■ **Set problem**:
Pick every line with "Viskosität" from the material below.

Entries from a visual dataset
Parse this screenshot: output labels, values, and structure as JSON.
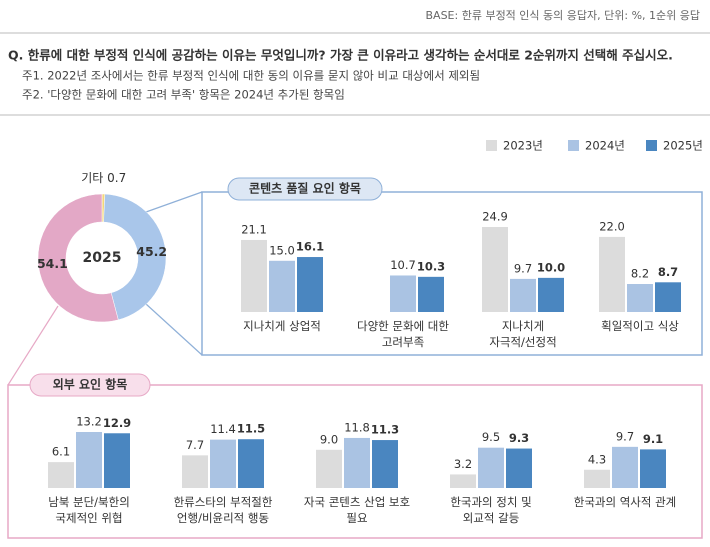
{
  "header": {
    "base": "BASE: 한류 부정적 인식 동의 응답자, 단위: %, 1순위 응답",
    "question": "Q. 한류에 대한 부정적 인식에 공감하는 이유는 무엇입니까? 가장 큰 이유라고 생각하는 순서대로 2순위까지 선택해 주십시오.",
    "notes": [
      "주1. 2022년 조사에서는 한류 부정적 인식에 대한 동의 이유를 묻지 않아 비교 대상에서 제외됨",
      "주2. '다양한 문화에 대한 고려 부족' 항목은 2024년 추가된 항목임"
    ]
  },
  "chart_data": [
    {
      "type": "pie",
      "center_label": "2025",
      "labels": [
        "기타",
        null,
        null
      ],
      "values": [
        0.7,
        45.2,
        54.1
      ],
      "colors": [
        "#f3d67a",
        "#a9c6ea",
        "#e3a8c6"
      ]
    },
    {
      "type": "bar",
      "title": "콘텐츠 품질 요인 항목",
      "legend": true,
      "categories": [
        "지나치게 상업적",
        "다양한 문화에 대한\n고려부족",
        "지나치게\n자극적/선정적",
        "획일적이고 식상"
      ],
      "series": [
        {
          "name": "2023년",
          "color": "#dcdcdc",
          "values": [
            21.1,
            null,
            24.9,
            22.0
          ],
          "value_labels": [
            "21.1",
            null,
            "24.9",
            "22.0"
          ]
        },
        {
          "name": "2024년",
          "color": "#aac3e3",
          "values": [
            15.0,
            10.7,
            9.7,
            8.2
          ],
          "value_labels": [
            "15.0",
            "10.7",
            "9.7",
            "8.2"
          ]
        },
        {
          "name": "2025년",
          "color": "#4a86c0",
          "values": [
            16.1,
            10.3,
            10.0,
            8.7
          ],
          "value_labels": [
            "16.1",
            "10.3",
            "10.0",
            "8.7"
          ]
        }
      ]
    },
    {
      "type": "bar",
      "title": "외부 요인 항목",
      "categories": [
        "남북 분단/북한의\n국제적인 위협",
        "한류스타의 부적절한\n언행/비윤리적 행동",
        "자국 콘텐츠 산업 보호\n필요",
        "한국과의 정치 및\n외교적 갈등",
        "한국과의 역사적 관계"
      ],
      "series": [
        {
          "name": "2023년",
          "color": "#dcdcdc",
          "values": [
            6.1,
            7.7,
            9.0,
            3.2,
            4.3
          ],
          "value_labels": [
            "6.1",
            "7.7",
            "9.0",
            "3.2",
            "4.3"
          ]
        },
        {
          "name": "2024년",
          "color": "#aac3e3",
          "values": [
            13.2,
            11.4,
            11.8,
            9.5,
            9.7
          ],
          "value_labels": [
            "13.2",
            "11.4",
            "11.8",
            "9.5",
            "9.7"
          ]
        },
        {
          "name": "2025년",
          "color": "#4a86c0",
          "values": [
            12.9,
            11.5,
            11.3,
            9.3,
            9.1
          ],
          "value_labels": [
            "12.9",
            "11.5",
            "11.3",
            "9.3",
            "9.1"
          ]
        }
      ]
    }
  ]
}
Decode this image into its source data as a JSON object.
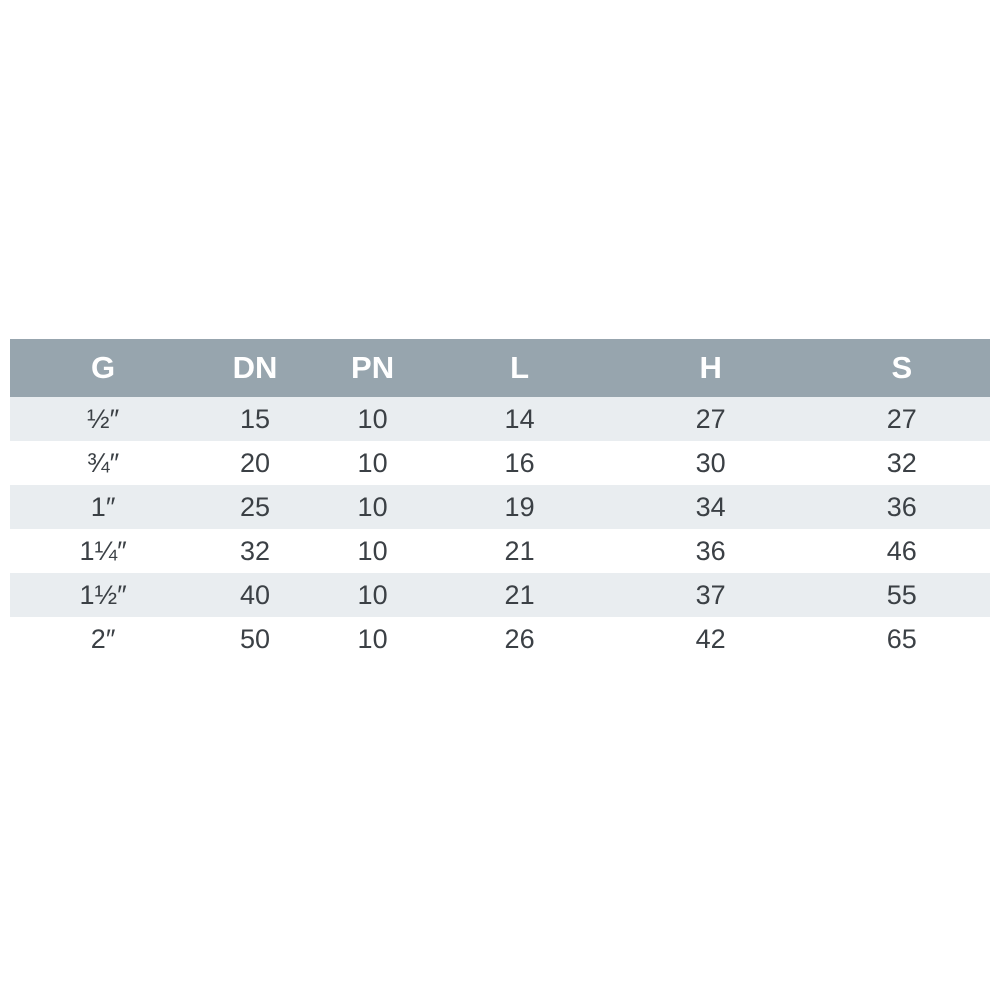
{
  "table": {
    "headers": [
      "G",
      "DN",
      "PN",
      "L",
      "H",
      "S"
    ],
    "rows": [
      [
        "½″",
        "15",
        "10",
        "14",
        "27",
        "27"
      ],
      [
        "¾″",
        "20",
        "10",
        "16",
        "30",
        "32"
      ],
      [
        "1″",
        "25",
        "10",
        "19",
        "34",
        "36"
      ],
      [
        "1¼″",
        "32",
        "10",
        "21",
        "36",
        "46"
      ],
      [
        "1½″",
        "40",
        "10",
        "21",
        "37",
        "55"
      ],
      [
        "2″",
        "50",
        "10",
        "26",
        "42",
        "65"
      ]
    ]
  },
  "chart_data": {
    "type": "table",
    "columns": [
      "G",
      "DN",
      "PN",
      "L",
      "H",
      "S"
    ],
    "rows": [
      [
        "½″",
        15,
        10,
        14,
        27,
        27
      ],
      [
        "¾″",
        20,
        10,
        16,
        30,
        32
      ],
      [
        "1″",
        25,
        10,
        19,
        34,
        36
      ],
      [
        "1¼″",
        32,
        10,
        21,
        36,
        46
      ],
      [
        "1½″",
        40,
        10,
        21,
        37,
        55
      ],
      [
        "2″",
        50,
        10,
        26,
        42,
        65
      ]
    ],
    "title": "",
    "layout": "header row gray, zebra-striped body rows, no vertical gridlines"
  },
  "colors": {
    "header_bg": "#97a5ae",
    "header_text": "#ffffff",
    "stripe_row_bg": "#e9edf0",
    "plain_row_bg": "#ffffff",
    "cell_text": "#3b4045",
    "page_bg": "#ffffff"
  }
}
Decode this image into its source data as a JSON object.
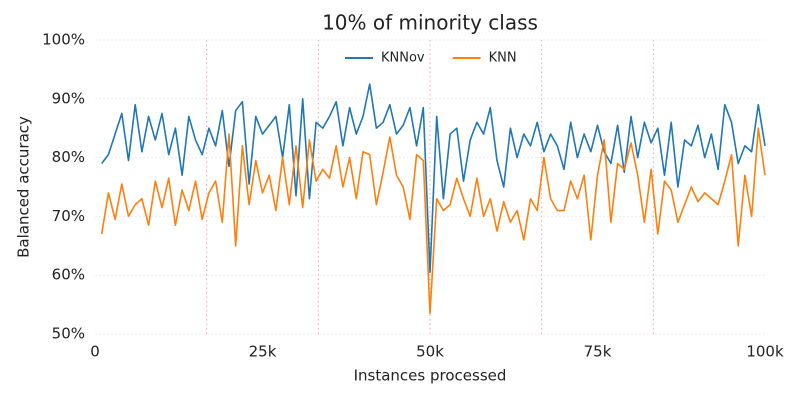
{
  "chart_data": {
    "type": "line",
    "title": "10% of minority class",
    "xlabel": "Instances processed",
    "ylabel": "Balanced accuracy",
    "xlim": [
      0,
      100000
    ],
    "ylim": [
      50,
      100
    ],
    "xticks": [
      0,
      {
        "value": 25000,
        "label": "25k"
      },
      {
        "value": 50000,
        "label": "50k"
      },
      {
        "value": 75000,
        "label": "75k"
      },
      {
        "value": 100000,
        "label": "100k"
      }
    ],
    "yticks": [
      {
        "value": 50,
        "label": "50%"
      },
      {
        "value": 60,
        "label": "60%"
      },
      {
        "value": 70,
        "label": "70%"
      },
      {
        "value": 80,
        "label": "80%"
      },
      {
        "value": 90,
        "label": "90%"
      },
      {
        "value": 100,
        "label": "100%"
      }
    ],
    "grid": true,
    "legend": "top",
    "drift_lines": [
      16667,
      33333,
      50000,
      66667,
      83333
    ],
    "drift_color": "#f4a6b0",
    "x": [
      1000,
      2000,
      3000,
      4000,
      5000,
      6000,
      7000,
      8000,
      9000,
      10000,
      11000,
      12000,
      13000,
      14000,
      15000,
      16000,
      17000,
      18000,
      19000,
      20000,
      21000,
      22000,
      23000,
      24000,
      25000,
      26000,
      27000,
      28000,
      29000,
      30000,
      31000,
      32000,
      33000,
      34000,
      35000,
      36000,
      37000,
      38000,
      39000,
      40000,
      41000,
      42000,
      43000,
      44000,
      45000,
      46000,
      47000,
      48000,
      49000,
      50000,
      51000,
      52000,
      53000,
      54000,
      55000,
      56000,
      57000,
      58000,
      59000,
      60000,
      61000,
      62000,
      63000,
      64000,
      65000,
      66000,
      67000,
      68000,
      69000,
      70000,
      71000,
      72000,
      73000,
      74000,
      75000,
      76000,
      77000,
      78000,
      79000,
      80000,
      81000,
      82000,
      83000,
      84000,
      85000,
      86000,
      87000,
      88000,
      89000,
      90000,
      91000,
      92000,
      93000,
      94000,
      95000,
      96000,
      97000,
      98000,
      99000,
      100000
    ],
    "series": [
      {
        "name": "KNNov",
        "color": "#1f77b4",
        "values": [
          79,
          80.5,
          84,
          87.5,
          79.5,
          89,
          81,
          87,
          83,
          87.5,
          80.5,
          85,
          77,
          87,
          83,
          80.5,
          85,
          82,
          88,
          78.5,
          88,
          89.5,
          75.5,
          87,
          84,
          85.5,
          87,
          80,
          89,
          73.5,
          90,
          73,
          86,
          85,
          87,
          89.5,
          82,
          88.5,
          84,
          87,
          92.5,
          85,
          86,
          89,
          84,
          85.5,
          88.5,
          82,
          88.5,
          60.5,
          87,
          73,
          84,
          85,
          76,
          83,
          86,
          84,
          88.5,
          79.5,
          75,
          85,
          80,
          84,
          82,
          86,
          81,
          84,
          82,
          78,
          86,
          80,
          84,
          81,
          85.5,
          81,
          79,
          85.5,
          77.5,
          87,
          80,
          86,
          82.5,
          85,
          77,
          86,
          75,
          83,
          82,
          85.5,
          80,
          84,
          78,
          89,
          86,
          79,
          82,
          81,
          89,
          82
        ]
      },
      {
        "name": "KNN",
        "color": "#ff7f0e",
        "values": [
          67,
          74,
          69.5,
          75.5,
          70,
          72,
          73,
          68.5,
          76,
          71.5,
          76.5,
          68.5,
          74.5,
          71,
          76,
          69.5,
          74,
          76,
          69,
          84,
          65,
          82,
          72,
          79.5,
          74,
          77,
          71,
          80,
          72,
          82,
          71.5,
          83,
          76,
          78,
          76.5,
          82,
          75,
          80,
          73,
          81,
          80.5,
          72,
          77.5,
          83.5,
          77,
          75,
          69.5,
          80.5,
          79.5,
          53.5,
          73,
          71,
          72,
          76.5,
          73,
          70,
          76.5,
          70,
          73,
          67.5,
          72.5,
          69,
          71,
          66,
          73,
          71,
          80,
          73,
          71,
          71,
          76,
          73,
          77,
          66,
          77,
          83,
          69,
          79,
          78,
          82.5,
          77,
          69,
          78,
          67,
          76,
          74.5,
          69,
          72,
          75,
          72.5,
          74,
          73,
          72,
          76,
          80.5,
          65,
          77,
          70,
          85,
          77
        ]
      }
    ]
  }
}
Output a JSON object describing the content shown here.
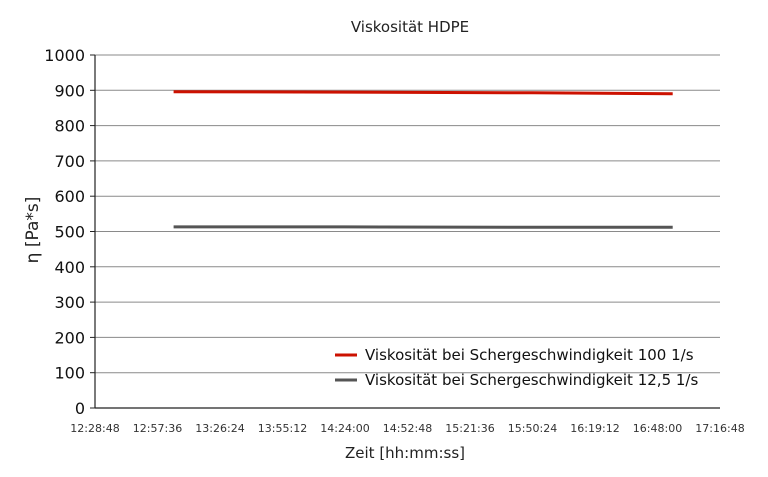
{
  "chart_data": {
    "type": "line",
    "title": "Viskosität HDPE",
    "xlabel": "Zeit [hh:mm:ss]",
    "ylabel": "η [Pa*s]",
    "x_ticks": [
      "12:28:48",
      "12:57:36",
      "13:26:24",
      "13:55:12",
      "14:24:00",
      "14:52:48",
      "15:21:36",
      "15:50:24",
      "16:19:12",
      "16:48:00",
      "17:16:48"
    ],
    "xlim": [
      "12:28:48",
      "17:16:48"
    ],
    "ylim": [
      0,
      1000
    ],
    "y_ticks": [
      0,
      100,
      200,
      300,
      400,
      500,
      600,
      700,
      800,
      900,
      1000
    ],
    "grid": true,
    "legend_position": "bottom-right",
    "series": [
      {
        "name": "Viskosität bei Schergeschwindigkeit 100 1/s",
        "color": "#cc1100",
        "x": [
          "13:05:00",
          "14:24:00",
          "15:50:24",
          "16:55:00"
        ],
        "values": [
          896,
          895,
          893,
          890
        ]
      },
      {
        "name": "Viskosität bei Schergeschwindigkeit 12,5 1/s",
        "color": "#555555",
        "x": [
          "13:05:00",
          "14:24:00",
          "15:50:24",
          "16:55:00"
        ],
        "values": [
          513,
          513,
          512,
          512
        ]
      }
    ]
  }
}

■ **Complete output**:
    "title": "Viskosität HDPE",
        "name": "Viskosität bei Schergeschwindigkeit 100 1/s",
        "name": "Viskosität bei Schergeschwindigkeit 12,5 1/s",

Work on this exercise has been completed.